> WHAT IS NEEDED: The records below must be retyped exactly.

Figure record extracts:
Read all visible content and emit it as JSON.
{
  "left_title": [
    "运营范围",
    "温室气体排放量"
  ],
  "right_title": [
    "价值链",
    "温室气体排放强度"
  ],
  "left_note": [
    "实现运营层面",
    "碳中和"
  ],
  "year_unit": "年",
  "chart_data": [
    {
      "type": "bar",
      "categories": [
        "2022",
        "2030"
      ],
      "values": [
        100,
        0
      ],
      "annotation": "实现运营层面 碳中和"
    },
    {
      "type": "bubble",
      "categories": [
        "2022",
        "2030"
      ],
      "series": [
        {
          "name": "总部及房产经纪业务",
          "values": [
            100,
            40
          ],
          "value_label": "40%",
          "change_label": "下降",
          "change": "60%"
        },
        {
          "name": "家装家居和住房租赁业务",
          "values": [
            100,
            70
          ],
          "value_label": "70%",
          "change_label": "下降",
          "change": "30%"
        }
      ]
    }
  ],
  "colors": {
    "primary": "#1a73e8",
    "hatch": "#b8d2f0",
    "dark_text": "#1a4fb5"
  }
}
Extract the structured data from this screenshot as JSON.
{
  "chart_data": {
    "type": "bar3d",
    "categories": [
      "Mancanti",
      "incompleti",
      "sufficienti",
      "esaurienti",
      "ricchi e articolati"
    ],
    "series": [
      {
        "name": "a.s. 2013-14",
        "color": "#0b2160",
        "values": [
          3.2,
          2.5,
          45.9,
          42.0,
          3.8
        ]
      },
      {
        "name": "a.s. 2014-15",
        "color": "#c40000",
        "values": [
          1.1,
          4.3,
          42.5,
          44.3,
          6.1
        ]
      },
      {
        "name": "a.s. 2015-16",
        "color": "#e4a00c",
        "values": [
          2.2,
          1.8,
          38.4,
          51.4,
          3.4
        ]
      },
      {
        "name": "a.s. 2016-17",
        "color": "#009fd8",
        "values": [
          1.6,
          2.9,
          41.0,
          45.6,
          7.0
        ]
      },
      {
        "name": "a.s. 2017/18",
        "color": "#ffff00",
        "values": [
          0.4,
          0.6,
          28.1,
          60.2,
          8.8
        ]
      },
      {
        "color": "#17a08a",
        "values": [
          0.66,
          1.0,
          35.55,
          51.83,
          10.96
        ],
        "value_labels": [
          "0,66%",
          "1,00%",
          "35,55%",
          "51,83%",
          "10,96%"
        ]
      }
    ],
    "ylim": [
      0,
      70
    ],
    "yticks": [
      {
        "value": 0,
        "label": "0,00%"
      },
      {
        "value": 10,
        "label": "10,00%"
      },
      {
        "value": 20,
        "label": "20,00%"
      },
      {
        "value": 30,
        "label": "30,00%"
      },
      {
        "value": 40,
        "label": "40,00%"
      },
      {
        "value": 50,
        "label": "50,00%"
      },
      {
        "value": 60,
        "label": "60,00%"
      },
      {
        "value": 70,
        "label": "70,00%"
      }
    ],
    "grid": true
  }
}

> SOLVED PROBLEM:
Read all visible content and emit it as JSON.
{
  "left_title": [
    "运营范围",
    "温室气体排放量"
  ],
  "right_title": [
    "价值链",
    "温室气体排放强度"
  ],
  "left_note": [
    "实现运营层面",
    "碳中和"
  ],
  "year_unit": "年",
  "chart_data": [
    {
      "type": "bar",
      "categories": [
        "2022",
        "2030"
      ],
      "values": [
        100,
        0
      ],
      "annotation": "实现运营层面 碳中和"
    },
    {
      "type": "bubble",
      "categories": [
        "2022",
        "2030"
      ],
      "series": [
        {
          "name": "总部及房产经纪业务",
          "values": [
            100,
            40
          ],
          "value_label": "40%",
          "change_label": "下降",
          "change": "60%"
        },
        {
          "name": "家装家居和住房租赁业务",
          "values": [
            100,
            70
          ],
          "value_label": "70%",
          "change_label": "下降",
          "change": "30%"
        }
      ]
    }
  ],
  "colors": {
    "primary": "#1a73e8",
    "hatch": "#b8d2f0",
    "dark_text": "#1a4fb5"
  }
}
Extract the structured data from this screenshot as JSON.
{
  "chart_data": {
    "type": "bar3d",
    "categories": [
      "Mancanti",
      "incompleti",
      "sufficienti",
      "esaurienti",
      "ricchi e articolati"
    ],
    "series": [
      {
        "name": "a.s. 2013-14",
        "color": "#0b2160",
        "values": [
          3.2,
          2.5,
          45.9,
          42.0,
          3.8
        ]
      },
      {
        "name": "a.s. 2014-15",
        "color": "#c40000",
        "values": [
          1.1,
          4.3,
          42.5,
          44.3,
          6.1
        ]
      },
      {
        "name": "a.s. 2015-16",
        "color": "#e4a00c",
        "values": [
          2.2,
          1.8,
          38.4,
          51.4,
          3.4
        ]
      },
      {
        "name": "a.s. 2016-17",
        "color": "#009fd8",
        "values": [
          1.6,
          2.9,
          41.0,
          45.6,
          7.0
        ]
      },
      {
        "name": "a.s. 2017/18",
        "color": "#ffff00",
        "values": [
          0.4,
          0.6,
          28.1,
          60.2,
          8.8
        ]
      },
      {
        "color": "#17a08a",
        "values": [
          0.66,
          1.0,
          35.55,
          51.83,
          10.96
        ],
        "value_labels": [
          "0,66%",
          "1,00%",
          "35,55%",
          "51,83%",
          "10,96%"
        ]
      }
    ],
    "ylim": [
      0,
      70
    ],
    "yticks": [
      {
        "value": 0,
        "label": "0,00%"
      },
      {
        "value": 10,
        "label": "10,00%"
      },
      {
        "value": 20,
        "label": "20,00%"
      },
      {
        "value": 30,
        "label": "30,00%"
      },
      {
        "value": 40,
        "label": "40,00%"
      },
      {
        "value": 50,
        "label": "50,00%"
      },
      {
        "value": 60,
        "label": "60,00%"
      },
      {
        "value": 70,
        "label": "70,00%"
      }
    ],
    "grid": true
  }
}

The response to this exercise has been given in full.